DATA IN THIS EXERCISE >>
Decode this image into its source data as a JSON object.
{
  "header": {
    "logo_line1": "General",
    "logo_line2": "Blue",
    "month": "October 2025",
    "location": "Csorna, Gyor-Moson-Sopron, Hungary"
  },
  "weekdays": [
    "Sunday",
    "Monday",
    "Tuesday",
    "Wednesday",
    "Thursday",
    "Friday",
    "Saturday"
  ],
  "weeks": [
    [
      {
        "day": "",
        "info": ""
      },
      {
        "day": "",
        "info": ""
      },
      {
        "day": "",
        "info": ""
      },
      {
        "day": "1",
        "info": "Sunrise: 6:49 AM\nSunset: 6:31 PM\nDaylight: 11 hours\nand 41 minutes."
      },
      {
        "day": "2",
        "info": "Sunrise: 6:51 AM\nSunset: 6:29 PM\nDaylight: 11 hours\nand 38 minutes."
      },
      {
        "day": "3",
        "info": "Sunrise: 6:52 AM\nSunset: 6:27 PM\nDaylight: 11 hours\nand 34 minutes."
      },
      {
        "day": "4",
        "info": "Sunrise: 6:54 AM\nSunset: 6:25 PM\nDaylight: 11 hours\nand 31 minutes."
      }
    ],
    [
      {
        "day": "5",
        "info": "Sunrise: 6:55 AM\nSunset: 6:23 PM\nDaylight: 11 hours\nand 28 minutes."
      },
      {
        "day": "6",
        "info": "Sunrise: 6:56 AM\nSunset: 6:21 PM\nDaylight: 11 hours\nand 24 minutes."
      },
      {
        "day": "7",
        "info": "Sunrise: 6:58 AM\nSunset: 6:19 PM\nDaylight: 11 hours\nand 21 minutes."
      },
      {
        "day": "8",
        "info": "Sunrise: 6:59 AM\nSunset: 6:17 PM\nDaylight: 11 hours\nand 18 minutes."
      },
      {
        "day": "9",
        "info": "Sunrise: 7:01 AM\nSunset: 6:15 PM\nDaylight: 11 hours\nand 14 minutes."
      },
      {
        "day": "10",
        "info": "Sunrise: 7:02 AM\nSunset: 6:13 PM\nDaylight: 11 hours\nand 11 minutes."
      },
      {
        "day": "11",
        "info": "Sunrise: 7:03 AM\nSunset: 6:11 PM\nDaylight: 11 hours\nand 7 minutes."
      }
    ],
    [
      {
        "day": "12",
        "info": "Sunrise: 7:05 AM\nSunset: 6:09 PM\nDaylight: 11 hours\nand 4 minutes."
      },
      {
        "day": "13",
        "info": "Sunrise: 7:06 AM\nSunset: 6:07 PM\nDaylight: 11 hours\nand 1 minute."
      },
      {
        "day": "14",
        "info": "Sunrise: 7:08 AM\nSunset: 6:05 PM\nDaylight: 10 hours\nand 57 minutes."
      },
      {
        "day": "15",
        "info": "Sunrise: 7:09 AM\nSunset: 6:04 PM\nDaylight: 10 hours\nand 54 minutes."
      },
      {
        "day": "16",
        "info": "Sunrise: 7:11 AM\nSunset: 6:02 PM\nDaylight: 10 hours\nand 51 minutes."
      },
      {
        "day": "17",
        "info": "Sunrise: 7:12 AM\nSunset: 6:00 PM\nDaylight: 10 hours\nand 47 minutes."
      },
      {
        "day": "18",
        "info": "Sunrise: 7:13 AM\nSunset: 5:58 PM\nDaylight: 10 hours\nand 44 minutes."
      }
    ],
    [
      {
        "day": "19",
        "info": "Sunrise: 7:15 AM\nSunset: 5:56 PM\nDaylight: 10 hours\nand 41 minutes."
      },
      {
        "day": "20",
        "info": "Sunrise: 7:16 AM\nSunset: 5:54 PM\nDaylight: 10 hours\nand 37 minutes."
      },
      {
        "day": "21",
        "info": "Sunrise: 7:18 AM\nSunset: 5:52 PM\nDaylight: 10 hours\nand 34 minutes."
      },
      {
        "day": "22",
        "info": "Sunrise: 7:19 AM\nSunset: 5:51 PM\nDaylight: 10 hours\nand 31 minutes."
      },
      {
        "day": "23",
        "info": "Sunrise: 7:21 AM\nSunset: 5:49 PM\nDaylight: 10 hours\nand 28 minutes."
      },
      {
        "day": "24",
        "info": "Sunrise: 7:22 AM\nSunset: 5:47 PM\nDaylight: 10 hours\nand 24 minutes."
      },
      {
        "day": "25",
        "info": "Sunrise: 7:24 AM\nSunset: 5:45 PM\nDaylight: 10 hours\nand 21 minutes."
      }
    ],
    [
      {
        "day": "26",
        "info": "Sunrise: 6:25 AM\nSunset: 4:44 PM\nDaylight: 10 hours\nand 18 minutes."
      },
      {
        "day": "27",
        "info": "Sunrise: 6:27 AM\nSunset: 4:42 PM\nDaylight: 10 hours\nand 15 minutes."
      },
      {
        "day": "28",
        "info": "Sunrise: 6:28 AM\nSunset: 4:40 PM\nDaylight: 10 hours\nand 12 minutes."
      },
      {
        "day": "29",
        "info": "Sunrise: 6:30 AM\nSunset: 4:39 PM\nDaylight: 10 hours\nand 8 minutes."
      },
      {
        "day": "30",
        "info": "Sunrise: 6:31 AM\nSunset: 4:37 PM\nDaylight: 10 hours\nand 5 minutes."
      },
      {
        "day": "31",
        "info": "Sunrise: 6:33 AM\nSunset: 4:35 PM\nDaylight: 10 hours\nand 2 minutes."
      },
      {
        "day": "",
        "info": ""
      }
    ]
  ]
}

TASK PROMPT >> Return the lines above exactly, keeping every word.

RESPONSE FOR THIS EXERCISE >>
Decode this image into its source data as a JSON object.
{
  "header": {
    "logo_line1": "General",
    "logo_line2": "Blue",
    "month": "October 2025",
    "location": "Csorna, Gyor-Moson-Sopron, Hungary"
  },
  "weekdays": [
    "Sunday",
    "Monday",
    "Tuesday",
    "Wednesday",
    "Thursday",
    "Friday",
    "Saturday"
  ],
  "weeks": [
    [
      {
        "day": "",
        "info": ""
      },
      {
        "day": "",
        "info": ""
      },
      {
        "day": "",
        "info": ""
      },
      {
        "day": "1",
        "info": "Sunrise: 6:49 AM\nSunset: 6:31 PM\nDaylight: 11 hours\nand 41 minutes."
      },
      {
        "day": "2",
        "info": "Sunrise: 6:51 AM\nSunset: 6:29 PM\nDaylight: 11 hours\nand 38 minutes."
      },
      {
        "day": "3",
        "info": "Sunrise: 6:52 AM\nSunset: 6:27 PM\nDaylight: 11 hours\nand 34 minutes."
      },
      {
        "day": "4",
        "info": "Sunrise: 6:54 AM\nSunset: 6:25 PM\nDaylight: 11 hours\nand 31 minutes."
      }
    ],
    [
      {
        "day": "5",
        "info": "Sunrise: 6:55 AM\nSunset: 6:23 PM\nDaylight: 11 hours\nand 28 minutes."
      },
      {
        "day": "6",
        "info": "Sunrise: 6:56 AM\nSunset: 6:21 PM\nDaylight: 11 hours\nand 24 minutes."
      },
      {
        "day": "7",
        "info": "Sunrise: 6:58 AM\nSunset: 6:19 PM\nDaylight: 11 hours\nand 21 minutes."
      },
      {
        "day": "8",
        "info": "Sunrise: 6:59 AM\nSunset: 6:17 PM\nDaylight: 11 hours\nand 18 minutes."
      },
      {
        "day": "9",
        "info": "Sunrise: 7:01 AM\nSunset: 6:15 PM\nDaylight: 11 hours\nand 14 minutes."
      },
      {
        "day": "10",
        "info": "Sunrise: 7:02 AM\nSunset: 6:13 PM\nDaylight: 11 hours\nand 11 minutes."
      },
      {
        "day": "11",
        "info": "Sunrise: 7:03 AM\nSunset: 6:11 PM\nDaylight: 11 hours\nand 7 minutes."
      }
    ],
    [
      {
        "day": "12",
        "info": "Sunrise: 7:05 AM\nSunset: 6:09 PM\nDaylight: 11 hours\nand 4 minutes."
      },
      {
        "day": "13",
        "info": "Sunrise: 7:06 AM\nSunset: 6:07 PM\nDaylight: 11 hours\nand 1 minute."
      },
      {
        "day": "14",
        "info": "Sunrise: 7:08 AM\nSunset: 6:05 PM\nDaylight: 10 hours\nand 57 minutes."
      },
      {
        "day": "15",
        "info": "Sunrise: 7:09 AM\nSunset: 6:04 PM\nDaylight: 10 hours\nand 54 minutes."
      },
      {
        "day": "16",
        "info": "Sunrise: 7:11 AM\nSunset: 6:02 PM\nDaylight: 10 hours\nand 51 minutes."
      },
      {
        "day": "17",
        "info": "Sunrise: 7:12 AM\nSunset: 6:00 PM\nDaylight: 10 hours\nand 47 minutes."
      },
      {
        "day": "18",
        "info": "Sunrise: 7:13 AM\nSunset: 5:58 PM\nDaylight: 10 hours\nand 44 minutes."
      }
    ],
    [
      {
        "day": "19",
        "info": "Sunrise: 7:15 AM\nSunset: 5:56 PM\nDaylight: 10 hours\nand 41 minutes."
      },
      {
        "day": "20",
        "info": "Sunrise: 7:16 AM\nSunset: 5:54 PM\nDaylight: 10 hours\nand 37 minutes."
      },
      {
        "day": "21",
        "info": "Sunrise: 7:18 AM\nSunset: 5:52 PM\nDaylight: 10 hours\nand 34 minutes."
      },
      {
        "day": "22",
        "info": "Sunrise: 7:19 AM\nSunset: 5:51 PM\nDaylight: 10 hours\nand 31 minutes."
      },
      {
        "day": "23",
        "info": "Sunrise: 7:21 AM\nSunset: 5:49 PM\nDaylight: 10 hours\nand 28 minutes."
      },
      {
        "day": "24",
        "info": "Sunrise: 7:22 AM\nSunset: 5:47 PM\nDaylight: 10 hours\nand 24 minutes."
      },
      {
        "day": "25",
        "info": "Sunrise: 7:24 AM\nSunset: 5:45 PM\nDaylight: 10 hours\nand 21 minutes."
      }
    ],
    [
      {
        "day": "26",
        "info": "Sunrise: 6:25 AM\nSunset: 4:44 PM\nDaylight: 10 hours\nand 18 minutes."
      },
      {
        "day": "27",
        "info": "Sunrise: 6:27 AM\nSunset: 4:42 PM\nDaylight: 10 hours\nand 15 minutes."
      },
      {
        "day": "28",
        "info": "Sunrise: 6:28 AM\nSunset: 4:40 PM\nDaylight: 10 hours\nand 12 minutes."
      },
      {
        "day": "29",
        "info": "Sunrise: 6:30 AM\nSunset: 4:39 PM\nDaylight: 10 hours\nand 8 minutes."
      },
      {
        "day": "30",
        "info": "Sunrise: 6:31 AM\nSunset: 4:37 PM\nDaylight: 10 hours\nand 5 minutes."
      },
      {
        "day": "31",
        "info": "Sunrise: 6:33 AM\nSunset: 4:35 PM\nDaylight: 10 hours\nand 2 minutes."
      },
      {
        "day": "",
        "info": ""
      }
    ]
  ]
}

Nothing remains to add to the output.